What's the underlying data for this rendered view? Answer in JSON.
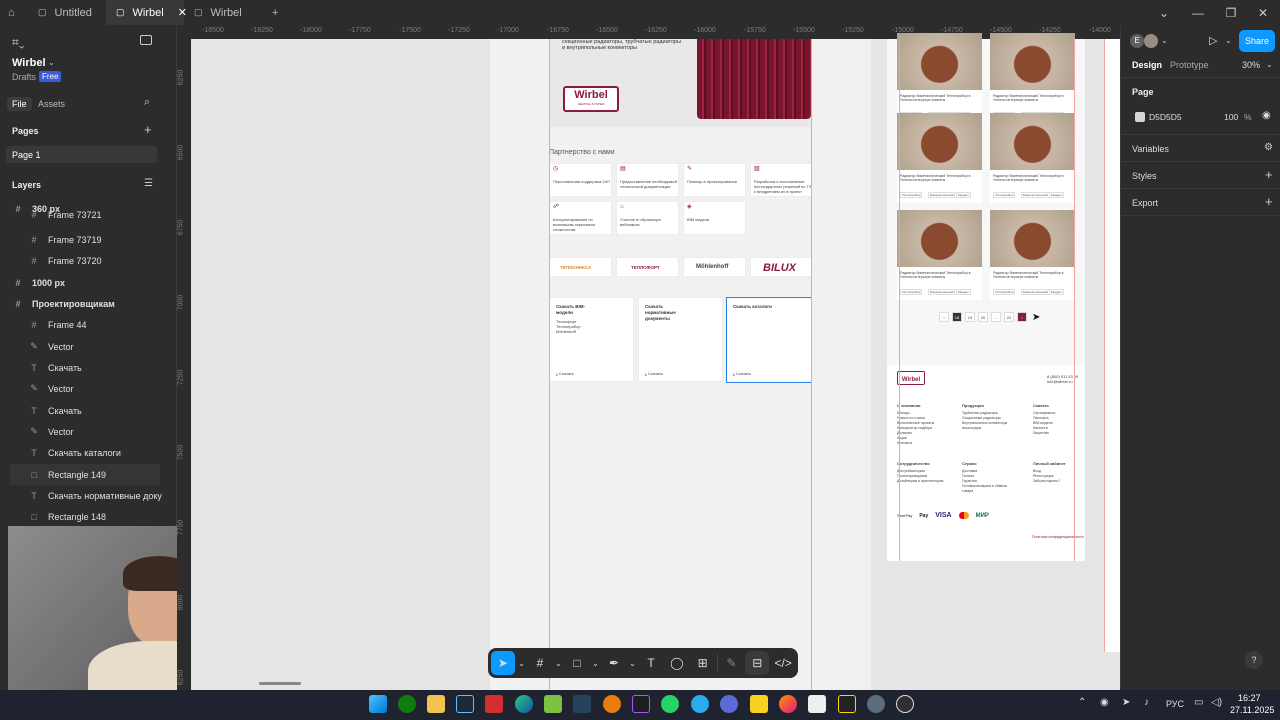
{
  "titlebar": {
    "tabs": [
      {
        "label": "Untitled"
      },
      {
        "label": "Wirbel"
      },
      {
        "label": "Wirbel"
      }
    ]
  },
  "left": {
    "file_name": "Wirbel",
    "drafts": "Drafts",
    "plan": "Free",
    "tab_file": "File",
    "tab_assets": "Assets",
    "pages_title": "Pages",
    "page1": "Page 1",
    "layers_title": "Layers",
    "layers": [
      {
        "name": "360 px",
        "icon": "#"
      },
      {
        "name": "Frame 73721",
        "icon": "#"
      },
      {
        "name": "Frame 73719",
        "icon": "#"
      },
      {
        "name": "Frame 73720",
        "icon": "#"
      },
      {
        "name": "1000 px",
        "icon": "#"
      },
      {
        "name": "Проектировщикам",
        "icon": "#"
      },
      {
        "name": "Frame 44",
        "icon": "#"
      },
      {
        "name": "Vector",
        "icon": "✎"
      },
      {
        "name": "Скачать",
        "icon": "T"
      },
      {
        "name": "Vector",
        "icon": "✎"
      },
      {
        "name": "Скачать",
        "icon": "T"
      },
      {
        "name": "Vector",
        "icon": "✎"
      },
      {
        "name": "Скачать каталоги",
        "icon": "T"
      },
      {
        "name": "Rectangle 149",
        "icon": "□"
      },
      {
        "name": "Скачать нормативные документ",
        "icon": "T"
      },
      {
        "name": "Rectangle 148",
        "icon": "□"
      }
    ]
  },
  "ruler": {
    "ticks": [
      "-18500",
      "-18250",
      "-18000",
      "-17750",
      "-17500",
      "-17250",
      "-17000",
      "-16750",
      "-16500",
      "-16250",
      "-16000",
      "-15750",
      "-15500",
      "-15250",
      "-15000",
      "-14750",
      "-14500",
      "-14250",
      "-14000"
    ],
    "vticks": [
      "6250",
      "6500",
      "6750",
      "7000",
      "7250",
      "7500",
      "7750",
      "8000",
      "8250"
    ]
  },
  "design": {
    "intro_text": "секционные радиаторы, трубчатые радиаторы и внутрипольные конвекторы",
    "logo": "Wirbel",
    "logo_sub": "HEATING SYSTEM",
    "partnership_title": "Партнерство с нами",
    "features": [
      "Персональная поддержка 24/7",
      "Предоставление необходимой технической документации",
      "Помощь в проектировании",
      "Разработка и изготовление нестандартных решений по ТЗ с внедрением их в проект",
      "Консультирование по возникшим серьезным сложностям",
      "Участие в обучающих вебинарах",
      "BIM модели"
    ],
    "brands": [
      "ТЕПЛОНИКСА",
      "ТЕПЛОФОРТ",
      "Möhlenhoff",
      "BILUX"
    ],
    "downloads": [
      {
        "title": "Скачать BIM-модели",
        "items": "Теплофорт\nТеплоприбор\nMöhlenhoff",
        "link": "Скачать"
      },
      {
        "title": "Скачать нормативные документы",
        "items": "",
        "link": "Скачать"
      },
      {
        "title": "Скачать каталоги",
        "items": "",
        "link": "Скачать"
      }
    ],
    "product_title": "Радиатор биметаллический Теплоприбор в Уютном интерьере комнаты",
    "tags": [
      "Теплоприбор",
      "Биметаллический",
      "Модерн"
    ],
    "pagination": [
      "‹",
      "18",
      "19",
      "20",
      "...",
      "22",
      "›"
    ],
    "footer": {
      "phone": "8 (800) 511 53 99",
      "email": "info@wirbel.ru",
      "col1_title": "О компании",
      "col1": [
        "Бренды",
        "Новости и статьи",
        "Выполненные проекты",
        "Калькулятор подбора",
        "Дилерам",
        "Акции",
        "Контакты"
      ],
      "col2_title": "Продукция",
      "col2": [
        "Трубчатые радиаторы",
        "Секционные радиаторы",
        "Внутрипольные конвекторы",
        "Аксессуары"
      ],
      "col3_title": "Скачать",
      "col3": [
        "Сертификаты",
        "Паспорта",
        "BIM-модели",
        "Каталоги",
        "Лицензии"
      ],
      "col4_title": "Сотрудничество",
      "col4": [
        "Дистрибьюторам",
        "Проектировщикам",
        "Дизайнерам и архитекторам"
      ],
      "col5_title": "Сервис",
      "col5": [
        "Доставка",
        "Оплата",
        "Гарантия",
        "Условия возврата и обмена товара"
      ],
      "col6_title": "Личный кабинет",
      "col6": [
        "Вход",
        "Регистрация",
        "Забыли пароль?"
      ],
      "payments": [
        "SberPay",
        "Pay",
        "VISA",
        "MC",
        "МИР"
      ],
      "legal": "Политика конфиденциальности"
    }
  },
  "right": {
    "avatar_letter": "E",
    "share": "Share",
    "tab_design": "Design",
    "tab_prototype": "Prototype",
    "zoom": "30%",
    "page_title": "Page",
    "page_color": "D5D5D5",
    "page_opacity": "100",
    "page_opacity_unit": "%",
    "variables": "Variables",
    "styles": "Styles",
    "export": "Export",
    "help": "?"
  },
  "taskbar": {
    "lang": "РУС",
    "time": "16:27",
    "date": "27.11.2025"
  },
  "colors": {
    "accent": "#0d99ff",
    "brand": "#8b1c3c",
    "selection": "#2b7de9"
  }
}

---

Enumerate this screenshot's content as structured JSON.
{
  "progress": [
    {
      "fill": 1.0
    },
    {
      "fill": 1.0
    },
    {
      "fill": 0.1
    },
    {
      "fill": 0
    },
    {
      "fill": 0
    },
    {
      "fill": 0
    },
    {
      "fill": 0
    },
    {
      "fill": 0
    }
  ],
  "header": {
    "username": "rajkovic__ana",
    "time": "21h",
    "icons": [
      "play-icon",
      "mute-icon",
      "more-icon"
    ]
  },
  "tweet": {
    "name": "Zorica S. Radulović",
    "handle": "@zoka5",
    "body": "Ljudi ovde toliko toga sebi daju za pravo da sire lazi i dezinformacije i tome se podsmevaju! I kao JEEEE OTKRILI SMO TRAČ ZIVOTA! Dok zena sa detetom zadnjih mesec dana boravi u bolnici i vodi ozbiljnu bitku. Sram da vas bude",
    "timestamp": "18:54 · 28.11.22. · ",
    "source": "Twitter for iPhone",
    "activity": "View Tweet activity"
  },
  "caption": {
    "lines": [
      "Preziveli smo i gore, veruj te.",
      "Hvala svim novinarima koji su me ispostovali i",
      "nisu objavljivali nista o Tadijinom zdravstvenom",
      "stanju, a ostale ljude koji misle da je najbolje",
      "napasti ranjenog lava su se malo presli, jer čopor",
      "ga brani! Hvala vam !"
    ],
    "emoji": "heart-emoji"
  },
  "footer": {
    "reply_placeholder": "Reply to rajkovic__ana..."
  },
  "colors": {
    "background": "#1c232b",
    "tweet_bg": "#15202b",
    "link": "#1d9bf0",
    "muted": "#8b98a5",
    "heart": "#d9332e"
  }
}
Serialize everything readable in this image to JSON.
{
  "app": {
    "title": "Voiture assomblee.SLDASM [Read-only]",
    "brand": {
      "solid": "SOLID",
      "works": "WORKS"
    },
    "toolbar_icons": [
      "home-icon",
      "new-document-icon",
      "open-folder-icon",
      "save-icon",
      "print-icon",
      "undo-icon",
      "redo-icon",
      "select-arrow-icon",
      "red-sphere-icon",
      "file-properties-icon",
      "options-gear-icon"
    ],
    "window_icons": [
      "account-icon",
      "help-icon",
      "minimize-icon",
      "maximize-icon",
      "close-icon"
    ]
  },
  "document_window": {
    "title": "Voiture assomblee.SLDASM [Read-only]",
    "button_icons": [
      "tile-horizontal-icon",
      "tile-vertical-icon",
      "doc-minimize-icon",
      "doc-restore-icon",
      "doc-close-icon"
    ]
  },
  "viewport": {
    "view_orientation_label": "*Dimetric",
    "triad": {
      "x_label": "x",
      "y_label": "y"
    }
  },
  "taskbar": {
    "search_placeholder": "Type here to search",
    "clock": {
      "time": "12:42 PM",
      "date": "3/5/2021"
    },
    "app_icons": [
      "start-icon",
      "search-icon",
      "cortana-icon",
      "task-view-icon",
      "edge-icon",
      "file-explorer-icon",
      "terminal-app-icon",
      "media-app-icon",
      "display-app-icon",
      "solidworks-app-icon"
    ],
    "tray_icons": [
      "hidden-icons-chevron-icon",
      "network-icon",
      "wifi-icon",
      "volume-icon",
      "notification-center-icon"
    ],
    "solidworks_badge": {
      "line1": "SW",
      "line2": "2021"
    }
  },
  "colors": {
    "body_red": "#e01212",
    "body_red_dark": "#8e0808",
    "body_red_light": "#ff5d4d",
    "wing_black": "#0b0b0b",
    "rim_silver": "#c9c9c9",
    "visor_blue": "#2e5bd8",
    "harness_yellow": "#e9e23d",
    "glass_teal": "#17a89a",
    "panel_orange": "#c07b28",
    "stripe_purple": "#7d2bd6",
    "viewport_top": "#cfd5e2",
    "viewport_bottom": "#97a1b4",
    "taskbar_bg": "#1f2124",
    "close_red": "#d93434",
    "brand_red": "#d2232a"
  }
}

EXERCISE OBJECTIVE
Pull out each line holding the string "конвекторы".

RESULT
    "intro_text": "секционные радиаторы, трубчатые радиаторы и внутрипольные конвекторы",
        "Внутрипольные конвекторы",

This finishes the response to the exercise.